## BEGIN ROWS

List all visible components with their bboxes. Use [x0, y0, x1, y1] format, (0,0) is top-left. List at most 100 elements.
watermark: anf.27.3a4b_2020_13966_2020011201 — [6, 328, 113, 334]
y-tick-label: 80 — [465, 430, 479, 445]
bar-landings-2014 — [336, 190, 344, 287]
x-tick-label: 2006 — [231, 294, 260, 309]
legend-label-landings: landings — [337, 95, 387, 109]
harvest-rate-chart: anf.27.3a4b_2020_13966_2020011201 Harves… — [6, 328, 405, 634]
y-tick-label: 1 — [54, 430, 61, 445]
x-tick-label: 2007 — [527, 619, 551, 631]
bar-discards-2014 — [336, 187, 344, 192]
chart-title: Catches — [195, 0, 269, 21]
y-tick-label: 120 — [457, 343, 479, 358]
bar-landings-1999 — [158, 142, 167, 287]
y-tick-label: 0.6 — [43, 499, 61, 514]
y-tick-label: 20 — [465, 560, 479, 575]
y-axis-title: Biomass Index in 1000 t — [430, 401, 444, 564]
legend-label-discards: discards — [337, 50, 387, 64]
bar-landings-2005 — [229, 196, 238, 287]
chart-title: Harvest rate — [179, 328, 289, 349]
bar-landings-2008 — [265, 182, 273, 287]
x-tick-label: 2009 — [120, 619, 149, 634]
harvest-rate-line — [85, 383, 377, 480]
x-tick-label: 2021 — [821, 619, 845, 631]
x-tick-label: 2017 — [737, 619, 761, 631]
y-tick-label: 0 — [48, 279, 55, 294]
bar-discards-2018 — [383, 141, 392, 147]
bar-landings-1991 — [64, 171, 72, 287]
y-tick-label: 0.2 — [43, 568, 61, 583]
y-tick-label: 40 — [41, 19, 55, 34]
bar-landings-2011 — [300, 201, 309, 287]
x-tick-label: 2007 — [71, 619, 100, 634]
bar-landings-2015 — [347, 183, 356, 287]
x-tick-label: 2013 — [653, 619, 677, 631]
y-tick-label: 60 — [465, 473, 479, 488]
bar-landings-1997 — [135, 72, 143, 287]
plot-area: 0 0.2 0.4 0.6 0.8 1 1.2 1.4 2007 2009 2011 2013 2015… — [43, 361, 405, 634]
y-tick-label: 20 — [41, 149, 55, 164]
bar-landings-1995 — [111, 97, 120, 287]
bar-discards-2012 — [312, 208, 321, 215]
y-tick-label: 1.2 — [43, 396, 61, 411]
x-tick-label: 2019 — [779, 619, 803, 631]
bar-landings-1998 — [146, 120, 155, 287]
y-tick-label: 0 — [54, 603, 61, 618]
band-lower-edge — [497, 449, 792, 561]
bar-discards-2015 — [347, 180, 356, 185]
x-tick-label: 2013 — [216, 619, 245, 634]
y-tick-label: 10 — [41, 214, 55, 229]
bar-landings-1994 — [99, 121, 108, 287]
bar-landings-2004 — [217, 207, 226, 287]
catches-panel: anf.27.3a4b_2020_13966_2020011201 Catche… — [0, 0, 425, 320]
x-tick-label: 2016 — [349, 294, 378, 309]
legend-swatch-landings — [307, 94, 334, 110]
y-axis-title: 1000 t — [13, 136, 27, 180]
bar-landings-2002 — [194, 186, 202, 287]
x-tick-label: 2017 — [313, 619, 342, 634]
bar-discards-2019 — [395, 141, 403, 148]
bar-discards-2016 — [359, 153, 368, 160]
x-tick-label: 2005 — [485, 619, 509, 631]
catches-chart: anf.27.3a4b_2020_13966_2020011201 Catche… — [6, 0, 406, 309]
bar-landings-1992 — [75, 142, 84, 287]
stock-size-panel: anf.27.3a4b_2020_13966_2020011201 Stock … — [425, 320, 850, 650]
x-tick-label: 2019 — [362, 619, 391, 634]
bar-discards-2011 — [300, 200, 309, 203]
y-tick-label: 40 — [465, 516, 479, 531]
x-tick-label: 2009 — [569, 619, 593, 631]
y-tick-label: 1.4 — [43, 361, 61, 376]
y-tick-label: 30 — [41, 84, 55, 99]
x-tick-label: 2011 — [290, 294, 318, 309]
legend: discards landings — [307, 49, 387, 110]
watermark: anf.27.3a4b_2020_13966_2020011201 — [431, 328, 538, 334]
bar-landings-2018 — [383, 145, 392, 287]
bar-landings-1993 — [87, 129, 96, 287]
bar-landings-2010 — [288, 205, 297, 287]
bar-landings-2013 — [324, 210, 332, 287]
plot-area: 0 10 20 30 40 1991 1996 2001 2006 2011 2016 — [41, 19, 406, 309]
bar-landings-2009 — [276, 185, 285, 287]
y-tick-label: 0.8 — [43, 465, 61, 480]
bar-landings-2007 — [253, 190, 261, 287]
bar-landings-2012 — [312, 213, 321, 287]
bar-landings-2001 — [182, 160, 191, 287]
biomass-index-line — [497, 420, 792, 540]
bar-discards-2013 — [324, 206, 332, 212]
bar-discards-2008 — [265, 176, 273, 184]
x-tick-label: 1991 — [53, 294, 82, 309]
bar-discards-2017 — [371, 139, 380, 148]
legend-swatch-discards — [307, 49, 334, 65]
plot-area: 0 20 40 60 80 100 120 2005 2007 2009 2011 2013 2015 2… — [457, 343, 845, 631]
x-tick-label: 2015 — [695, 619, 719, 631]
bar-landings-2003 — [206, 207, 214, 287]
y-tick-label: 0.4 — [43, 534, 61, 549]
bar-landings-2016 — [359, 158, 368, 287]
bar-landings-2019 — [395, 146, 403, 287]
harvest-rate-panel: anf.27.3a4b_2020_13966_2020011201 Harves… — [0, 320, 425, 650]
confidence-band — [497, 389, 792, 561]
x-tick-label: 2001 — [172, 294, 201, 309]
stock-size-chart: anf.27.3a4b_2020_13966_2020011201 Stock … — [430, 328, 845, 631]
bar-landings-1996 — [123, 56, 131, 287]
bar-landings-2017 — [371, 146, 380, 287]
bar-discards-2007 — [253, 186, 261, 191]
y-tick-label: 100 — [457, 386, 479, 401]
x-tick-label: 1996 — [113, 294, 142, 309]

## END ROWS

Pull out every line in the records that contains the string "plot", copying each such line in full.

plot-area: 0 0.2 0.4 0.6 0.8 1 1.2 1.4 2007 2009 2011 2013 2015… — [43, 361, 405, 634]
plot-area: 0 10 20 30 40 1991 1996 2001 2006 2011 2016 — [41, 19, 406, 309]
plot-area: 0 20 40 60 80 100 120 2005 2007 2009 2011 2013 2015 2… — [457, 343, 845, 631]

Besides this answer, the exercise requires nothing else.